Sunulan Metin >>
____________________
EROL GÜNGÖR

EROL GÜNGÖR


EROL GÜNGÖR (25 Kasım 1938 - 24 Nisan 1983)

UZMANLAŞMA MI, MÜTEBAHİR AYDIN MI ?


Onun hayatı, şahsiyeti ve fikirleri incelendiğinde, Türkiye'de bilinen
akademisyen tipinin çok ötesinde bir alimle karşılaşırız. Erol
Güngör'ü anlayabilmek, ondan bahsedebilmek için onun mütebahiresinin
farkında olmak gerekir. O, dilimize, edebiyatımıza, tarihimize,
dinimize; yani kültürümüzün ana kaynaklarına hakim bir mütefekkirdi.
Erol Güngör, sade, akıcı ve anlaşılır bir üslubu derinliğiyle
birleştirebilmiş ender kalemlerdendir. Onun Türkçe'ye olan tasarrufu
kendisine has bir üslubu inşa etmiş ve okuyucunun ilgisini
toplamıştır. Öyle ki hocası Mümtaz Turhan'ın bile Osmanlıca kelimeleri
düşünceyi en iyi aksettirebilecek şekilde kullanabilmek için kendisine
danıştığını biliyoruz. Aslında son yıllarda iyiden iyiye gündemimizi
meşgul eden 'bir sahada uzmanlaşma' meselesinin Erol Güngör örneği iyi
anlaşıldıktan sonra sorgulanması gerekir.

Erol Güngör'ün de dahil olduğu sosyoloji ve düşünce geleneğinin bir
başka önemli temsilcisi olan Yılmaz Özakpınar, onun çok cepheliliğini
şu cümlelerle anlatıyor: "Erol Güngör, müstesna bir zihni terkipti.
Onda Ahmet Hamdi Tanpınar'ın sanatkar ruhu, Yahya Kemal Beyatlı'nın
tarih duygusu, Mümtaz Turhan'ın ilim zihniyeti ve Anadolu velilerinin
ilhamı vardı." Erol Güngör bize ilim sahalarının ilişkilerini,
özellikle sosyoloji ve tarihin birbirinden ayrılamayacağını; içinde
yaşadığı toplumun tarihini, düşünce verimlerini ve kültürünü iyi bilen
bir sosyologun neler üretebileceğini yaptığı çalışmalarla gösterdi.
____________________
Erol Güngör hakkındaki metin şu ifadelerle örtüşüyor mu? Her biri için evet ya da hayır deyin ve metnin belirleyici sözlerini aynen alıntılayın: (a) Mümtaz Turhan, Osmanlıca kelimeleri kullanma konusunda Erol Güngör'e danışmıştır. (b) Erol Güngör, çalışmalarıyla sosyoloji ile tarihin birbirinden ayrı tutulması gerektiğini göstermiştir. (c) Yılmaz Özakpınar'a göre Erol Güngör'de Yahya Kemal Beyatlı'nın tarih duygusu vardı.

Verilen Malzeme >>
____________________
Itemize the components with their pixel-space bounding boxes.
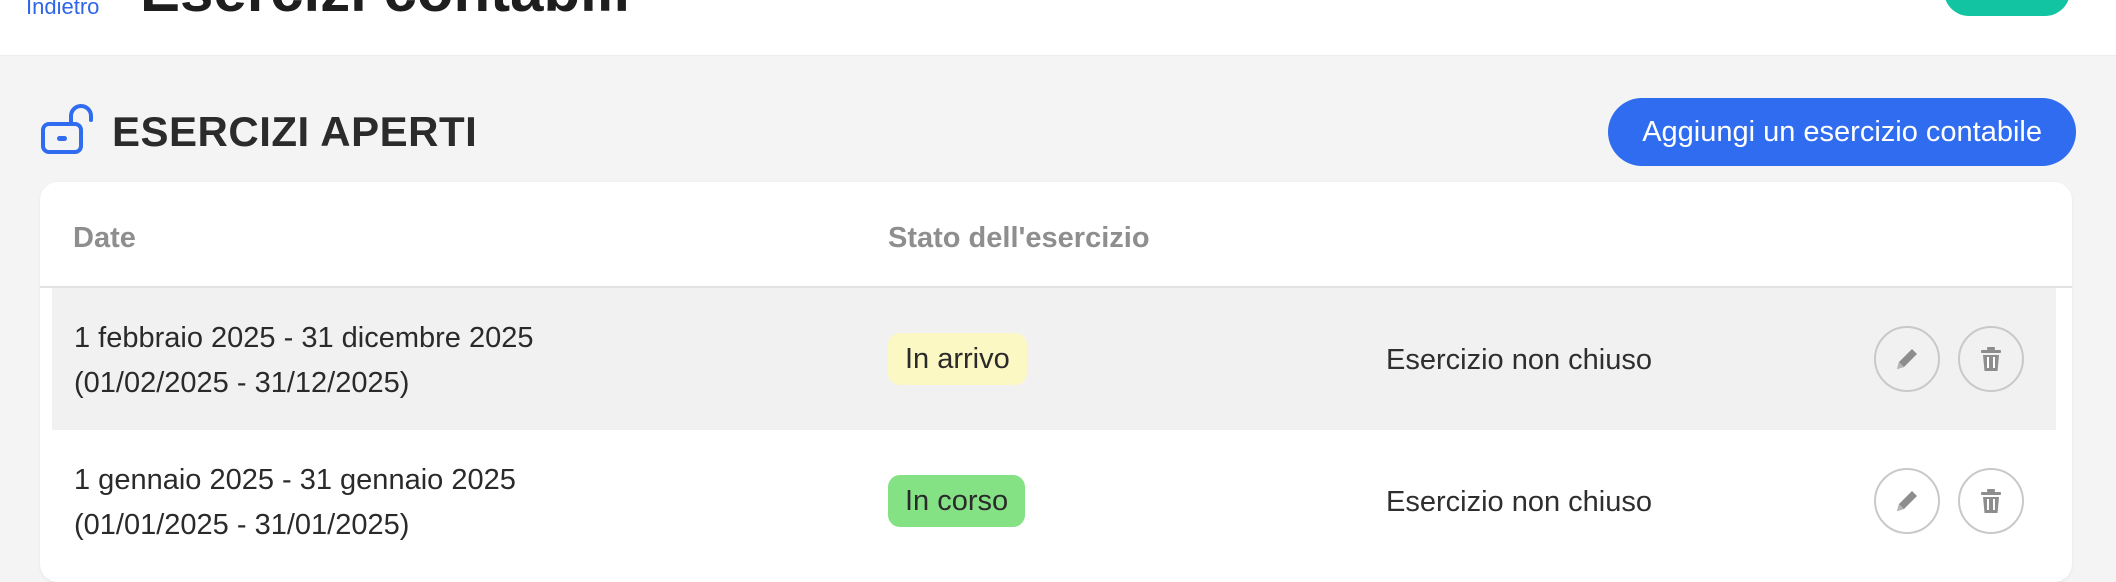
____________________
Görevin Sonucu >>
(a) Evet: "hocası Mümtaz Turhan'ın bile Osmanlıca kelimeleri düşünceyi en iyi aksettirebilecek şekilde kullanabilmek için kendisine danıştığını biliyoruz"
(b) Hayır: "özellikle sosyoloji ve tarihin birbirinden ayrılamayacağını"
(c) Evet: "Yahya Kemal Beyatlı'nın tarih duygusu"